**Objective**
Determine how many lines contain the string "type", then reply with that figure only.

— START Excerpted data —

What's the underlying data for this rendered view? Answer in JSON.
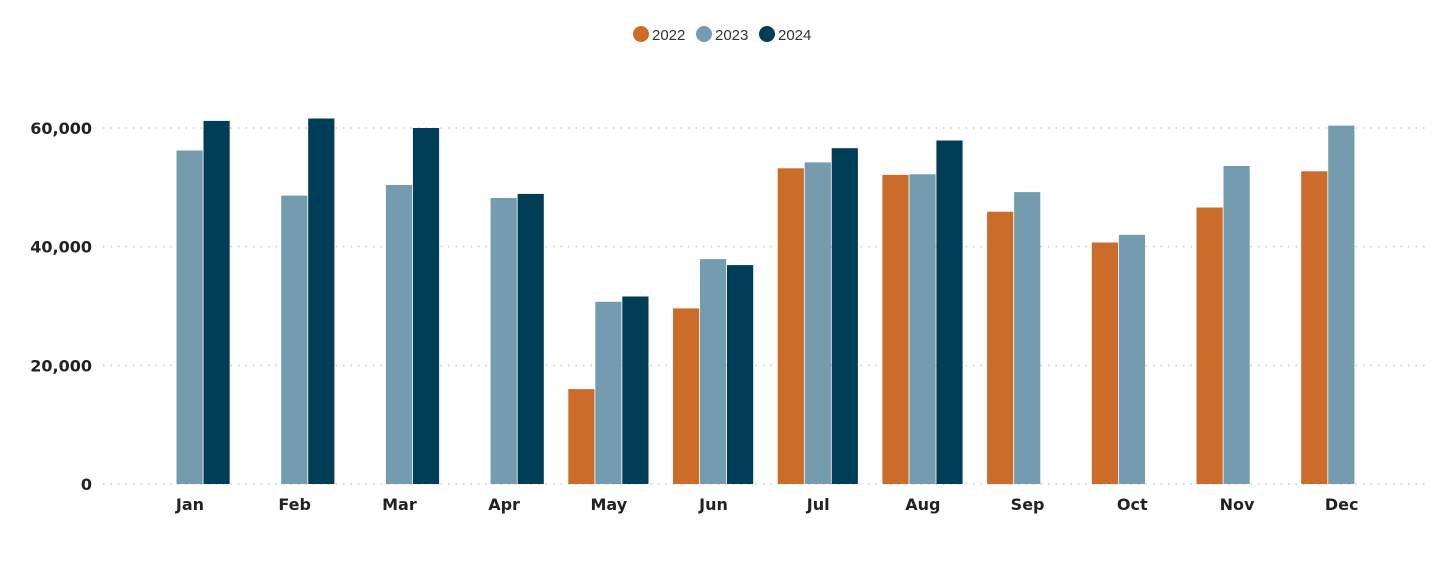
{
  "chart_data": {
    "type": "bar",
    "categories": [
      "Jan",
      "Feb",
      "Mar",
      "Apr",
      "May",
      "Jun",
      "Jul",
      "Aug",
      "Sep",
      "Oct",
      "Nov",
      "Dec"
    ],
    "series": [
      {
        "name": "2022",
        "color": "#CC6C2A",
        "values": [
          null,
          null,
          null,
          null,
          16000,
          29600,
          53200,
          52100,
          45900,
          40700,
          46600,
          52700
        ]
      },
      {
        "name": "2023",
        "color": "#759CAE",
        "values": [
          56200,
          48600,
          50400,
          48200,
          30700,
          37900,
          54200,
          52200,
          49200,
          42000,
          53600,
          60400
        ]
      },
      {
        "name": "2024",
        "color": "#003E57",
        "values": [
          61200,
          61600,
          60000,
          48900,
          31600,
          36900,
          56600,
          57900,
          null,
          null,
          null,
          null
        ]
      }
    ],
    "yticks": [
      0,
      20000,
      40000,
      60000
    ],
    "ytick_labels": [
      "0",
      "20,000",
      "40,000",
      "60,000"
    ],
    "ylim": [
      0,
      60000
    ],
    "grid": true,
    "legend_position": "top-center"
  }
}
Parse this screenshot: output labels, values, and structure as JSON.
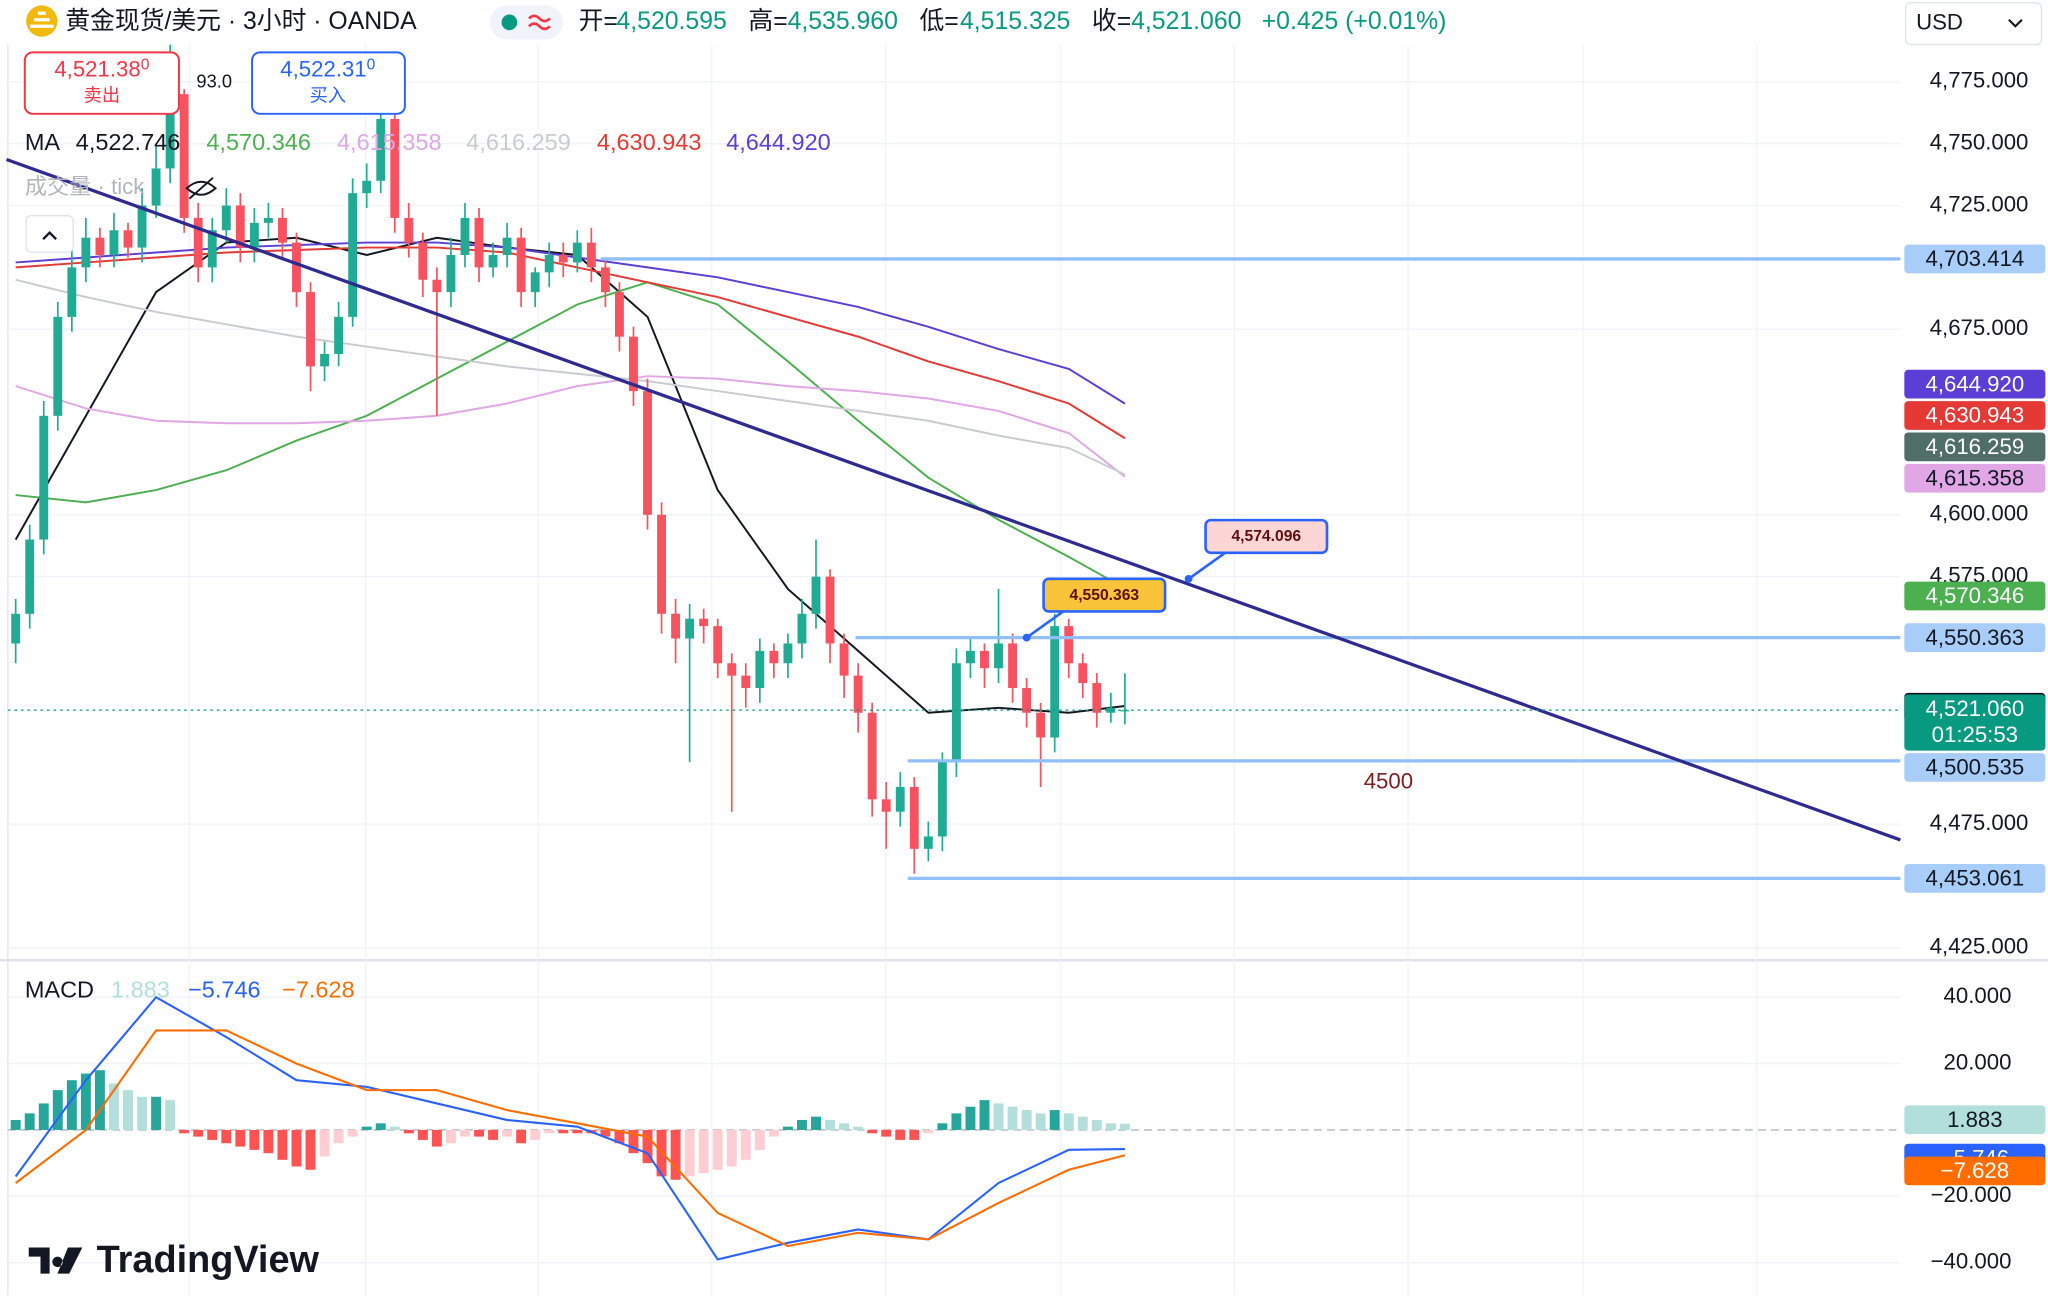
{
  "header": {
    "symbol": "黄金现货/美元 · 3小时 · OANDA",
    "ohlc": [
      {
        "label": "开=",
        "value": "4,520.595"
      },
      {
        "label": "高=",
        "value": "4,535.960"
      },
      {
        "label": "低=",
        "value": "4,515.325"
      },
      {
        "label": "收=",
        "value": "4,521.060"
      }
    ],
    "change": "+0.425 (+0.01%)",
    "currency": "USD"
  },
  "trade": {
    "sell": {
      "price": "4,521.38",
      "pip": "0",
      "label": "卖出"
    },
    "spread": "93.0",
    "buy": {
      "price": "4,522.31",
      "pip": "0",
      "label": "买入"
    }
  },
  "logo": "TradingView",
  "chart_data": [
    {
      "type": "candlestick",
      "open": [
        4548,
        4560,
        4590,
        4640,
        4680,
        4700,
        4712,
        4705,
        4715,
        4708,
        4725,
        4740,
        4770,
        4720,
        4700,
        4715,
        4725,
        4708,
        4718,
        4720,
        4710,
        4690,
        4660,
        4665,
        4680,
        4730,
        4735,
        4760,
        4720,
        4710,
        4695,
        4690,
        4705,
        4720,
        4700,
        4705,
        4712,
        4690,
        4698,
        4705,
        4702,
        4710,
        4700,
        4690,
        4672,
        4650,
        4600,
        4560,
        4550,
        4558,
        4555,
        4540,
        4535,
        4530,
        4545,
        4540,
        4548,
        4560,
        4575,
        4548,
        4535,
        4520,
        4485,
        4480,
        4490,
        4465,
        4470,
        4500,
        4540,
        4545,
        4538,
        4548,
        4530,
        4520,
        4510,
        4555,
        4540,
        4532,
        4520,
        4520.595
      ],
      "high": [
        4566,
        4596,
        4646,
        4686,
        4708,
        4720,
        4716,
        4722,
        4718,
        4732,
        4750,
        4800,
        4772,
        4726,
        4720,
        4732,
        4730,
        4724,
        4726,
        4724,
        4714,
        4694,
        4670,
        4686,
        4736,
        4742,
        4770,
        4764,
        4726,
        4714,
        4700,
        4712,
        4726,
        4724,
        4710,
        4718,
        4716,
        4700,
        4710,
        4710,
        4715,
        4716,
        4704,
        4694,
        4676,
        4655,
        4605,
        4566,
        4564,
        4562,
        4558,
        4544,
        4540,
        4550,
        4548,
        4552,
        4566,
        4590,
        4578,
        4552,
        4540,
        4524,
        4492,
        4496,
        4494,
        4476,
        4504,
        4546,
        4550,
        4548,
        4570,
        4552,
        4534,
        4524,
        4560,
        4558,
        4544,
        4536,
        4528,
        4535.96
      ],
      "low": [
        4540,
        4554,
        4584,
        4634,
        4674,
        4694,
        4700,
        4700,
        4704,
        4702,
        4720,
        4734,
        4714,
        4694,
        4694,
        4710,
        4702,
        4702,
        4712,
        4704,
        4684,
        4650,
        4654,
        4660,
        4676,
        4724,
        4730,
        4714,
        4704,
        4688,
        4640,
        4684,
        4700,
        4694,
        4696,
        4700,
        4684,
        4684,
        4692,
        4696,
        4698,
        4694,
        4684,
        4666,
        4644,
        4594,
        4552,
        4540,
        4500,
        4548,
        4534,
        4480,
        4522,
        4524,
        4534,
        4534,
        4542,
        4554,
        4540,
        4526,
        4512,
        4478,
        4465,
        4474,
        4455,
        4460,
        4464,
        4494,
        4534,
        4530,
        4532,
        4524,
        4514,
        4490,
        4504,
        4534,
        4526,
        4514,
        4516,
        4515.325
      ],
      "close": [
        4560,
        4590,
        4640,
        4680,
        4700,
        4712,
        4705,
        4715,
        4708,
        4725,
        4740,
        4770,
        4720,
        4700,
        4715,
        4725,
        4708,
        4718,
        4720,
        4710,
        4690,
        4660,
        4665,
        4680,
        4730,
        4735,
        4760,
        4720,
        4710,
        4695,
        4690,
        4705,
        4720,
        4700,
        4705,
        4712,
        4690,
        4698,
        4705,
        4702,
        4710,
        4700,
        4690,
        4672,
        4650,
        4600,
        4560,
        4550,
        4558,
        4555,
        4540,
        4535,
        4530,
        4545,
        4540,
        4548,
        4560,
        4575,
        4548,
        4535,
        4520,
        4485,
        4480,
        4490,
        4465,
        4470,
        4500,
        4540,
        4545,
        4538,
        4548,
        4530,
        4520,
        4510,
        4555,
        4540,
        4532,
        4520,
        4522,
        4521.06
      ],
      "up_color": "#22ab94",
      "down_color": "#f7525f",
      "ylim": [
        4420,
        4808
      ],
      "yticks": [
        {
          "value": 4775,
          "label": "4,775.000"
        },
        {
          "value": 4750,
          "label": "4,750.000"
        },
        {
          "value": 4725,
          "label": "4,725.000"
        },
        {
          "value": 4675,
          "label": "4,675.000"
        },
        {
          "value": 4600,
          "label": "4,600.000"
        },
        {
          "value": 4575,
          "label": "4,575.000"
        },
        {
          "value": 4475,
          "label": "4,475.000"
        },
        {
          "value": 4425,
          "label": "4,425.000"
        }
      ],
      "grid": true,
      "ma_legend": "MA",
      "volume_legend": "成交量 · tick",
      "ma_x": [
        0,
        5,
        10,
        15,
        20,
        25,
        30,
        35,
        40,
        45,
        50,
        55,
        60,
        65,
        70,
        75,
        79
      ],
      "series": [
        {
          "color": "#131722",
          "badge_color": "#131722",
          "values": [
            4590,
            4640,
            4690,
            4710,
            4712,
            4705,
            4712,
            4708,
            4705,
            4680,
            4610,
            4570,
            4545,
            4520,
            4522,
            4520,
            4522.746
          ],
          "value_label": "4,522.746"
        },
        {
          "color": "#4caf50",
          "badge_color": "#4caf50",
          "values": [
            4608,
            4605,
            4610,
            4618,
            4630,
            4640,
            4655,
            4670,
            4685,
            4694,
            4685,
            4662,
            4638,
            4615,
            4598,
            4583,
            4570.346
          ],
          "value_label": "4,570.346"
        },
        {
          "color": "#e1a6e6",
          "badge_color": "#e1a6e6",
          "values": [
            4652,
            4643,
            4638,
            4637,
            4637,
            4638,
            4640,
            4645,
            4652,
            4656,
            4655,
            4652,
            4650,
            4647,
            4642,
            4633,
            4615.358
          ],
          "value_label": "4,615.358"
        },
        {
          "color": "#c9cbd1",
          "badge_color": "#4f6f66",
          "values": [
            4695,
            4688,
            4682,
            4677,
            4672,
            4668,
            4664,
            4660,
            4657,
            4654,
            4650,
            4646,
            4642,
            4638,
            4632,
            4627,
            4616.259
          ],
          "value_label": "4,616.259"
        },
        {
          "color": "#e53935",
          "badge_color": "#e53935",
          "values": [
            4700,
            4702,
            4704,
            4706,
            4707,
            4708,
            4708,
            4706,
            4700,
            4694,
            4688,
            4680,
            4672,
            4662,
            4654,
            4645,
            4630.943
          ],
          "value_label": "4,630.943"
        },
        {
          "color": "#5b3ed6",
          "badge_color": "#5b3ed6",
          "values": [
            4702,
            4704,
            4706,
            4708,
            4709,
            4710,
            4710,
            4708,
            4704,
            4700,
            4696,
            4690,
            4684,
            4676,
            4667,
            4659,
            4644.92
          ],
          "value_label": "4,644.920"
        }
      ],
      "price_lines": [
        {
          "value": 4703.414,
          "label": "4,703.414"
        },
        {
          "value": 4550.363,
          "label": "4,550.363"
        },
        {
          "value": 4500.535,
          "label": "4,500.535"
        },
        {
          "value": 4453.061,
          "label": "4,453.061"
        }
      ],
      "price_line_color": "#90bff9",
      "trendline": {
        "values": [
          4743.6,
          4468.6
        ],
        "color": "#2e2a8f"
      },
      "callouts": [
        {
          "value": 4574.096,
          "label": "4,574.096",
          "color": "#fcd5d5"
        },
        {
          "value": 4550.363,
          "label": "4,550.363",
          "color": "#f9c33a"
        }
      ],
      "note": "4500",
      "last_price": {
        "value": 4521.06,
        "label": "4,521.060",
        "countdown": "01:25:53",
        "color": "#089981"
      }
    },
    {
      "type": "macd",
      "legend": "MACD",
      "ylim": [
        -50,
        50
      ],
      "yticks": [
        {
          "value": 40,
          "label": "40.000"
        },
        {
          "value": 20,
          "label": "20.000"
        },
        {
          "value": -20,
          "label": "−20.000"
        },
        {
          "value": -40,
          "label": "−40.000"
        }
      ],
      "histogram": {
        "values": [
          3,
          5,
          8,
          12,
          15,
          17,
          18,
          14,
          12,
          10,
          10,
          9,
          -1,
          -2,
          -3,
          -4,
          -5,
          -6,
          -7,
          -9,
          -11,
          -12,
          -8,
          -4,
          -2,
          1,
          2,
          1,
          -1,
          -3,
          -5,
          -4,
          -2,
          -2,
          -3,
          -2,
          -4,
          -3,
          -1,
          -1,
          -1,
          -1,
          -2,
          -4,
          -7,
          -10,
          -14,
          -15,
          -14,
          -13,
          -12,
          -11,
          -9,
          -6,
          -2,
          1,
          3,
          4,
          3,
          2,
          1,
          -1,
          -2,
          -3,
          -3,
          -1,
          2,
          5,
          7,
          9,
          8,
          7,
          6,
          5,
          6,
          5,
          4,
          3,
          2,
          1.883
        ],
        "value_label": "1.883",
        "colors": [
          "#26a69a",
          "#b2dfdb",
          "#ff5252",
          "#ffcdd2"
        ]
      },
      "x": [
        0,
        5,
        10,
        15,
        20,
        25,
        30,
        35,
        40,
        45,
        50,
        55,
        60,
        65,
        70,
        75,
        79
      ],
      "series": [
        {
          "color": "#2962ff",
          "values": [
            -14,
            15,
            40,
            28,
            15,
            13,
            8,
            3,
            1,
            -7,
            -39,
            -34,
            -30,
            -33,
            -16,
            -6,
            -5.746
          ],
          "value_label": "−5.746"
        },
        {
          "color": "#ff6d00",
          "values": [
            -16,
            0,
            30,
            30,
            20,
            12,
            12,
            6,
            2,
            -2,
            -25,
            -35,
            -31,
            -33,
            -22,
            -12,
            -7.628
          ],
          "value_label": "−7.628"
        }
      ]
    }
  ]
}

— END Excerpted data —

**Right answer**
3